◆ Directions
The data must be returned in full and exactly as given.

◆ Entries supplied
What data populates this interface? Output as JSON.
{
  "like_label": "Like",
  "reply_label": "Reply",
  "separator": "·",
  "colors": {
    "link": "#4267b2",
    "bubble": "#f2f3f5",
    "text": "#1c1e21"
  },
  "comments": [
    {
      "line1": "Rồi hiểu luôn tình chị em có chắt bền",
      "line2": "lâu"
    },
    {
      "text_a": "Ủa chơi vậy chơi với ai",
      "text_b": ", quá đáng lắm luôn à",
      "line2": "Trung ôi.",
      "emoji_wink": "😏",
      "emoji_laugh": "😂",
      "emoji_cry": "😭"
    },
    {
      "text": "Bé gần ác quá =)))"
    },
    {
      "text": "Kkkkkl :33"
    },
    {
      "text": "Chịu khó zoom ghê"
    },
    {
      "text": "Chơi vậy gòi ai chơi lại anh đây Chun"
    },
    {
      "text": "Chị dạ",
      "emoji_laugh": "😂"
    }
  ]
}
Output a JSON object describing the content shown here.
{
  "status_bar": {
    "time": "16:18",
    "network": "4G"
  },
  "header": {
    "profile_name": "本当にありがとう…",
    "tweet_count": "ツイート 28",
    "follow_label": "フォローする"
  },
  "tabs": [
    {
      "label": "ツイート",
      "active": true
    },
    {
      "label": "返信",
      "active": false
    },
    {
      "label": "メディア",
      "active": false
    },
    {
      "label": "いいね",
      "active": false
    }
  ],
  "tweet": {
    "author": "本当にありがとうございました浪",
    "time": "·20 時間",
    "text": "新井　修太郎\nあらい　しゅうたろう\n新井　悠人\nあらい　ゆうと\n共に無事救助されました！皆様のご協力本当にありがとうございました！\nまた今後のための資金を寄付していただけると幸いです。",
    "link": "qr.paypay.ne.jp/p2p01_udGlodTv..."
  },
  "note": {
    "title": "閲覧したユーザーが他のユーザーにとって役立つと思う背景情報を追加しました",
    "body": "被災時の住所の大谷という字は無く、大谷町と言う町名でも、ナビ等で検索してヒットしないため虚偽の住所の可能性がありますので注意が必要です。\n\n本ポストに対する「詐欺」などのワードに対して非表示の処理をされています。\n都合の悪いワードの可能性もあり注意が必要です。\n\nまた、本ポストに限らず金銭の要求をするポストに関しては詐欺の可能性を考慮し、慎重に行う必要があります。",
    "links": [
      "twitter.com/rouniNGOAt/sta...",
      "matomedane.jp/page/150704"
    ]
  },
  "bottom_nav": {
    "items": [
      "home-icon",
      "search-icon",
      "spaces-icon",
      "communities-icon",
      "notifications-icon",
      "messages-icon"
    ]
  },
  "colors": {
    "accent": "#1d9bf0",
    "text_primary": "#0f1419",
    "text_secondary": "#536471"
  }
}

◆ Final result
What data populates this interface? Output as JSON.
{
  "like_label": "Like",
  "reply_label": "Reply",
  "separator": "·",
  "colors": {
    "link": "#4267b2",
    "bubble": "#f2f3f5",
    "text": "#1c1e21"
  },
  "comments": [
    {
      "line1": "Rồi hiểu luôn tình chị em có chắt bền",
      "line2": "lâu"
    },
    {
      "text_a": "Ủa chơi vậy chơi với ai",
      "text_b": ", quá đáng lắm luôn à",
      "line2": "Trung ôi.",
      "emoji_wink": "😏",
      "emoji_laugh": "😂",
      "emoji_cry": "😭"
    },
    {
      "text": "Bé gần ác quá =)))"
    },
    {
      "text": "Kkkkkl :33"
    },
    {
      "text": "Chịu khó zoom ghê"
    },
    {
      "text": "Chơi vậy gòi ai chơi lại anh đây Chun"
    },
    {
      "text": "Chị dạ",
      "emoji_laugh": "😂"
    }
  ]
}
Output a JSON object describing the content shown here.
{
  "status_bar": {
    "time": "16:18",
    "network": "4G"
  },
  "header": {
    "profile_name": "本当にありがとう…",
    "tweet_count": "ツイート 28",
    "follow_label": "フォローする"
  },
  "tabs": [
    {
      "label": "ツイート",
      "active": true
    },
    {
      "label": "返信",
      "active": false
    },
    {
      "label": "メディア",
      "active": false
    },
    {
      "label": "いいね",
      "active": false
    }
  ],
  "tweet": {
    "author": "本当にありがとうございました浪",
    "time": "·20 時間",
    "text": "新井　修太郎\nあらい　しゅうたろう\n新井　悠人\nあらい　ゆうと\n共に無事救助されました！皆様のご協力本当にありがとうございました！\nまた今後のための資金を寄付していただけると幸いです。",
    "link": "qr.paypay.ne.jp/p2p01_udGlodTv..."
  },
  "note": {
    "title": "閲覧したユーザーが他のユーザーにとって役立つと思う背景情報を追加しました",
    "body": "被災時の住所の大谷という字は無く、大谷町と言う町名でも、ナビ等で検索してヒットしないため虚偽の住所の可能性がありますので注意が必要です。\n\n本ポストに対する「詐欺」などのワードに対して非表示の処理をされています。\n都合の悪いワードの可能性もあり注意が必要です。\n\nまた、本ポストに限らず金銭の要求をするポストに関しては詐欺の可能性を考慮し、慎重に行う必要があります。",
    "links": [
      "twitter.com/rouniNGOAt/sta...",
      "matomedane.jp/page/150704"
    ]
  },
  "bottom_nav": {
    "items": [
      "home-icon",
      "search-icon",
      "spaces-icon",
      "communities-icon",
      "notifications-icon",
      "messages-icon"
    ]
  },
  "colors": {
    "accent": "#1d9bf0",
    "text_primary": "#0f1419",
    "text_secondary": "#536471"
  }
}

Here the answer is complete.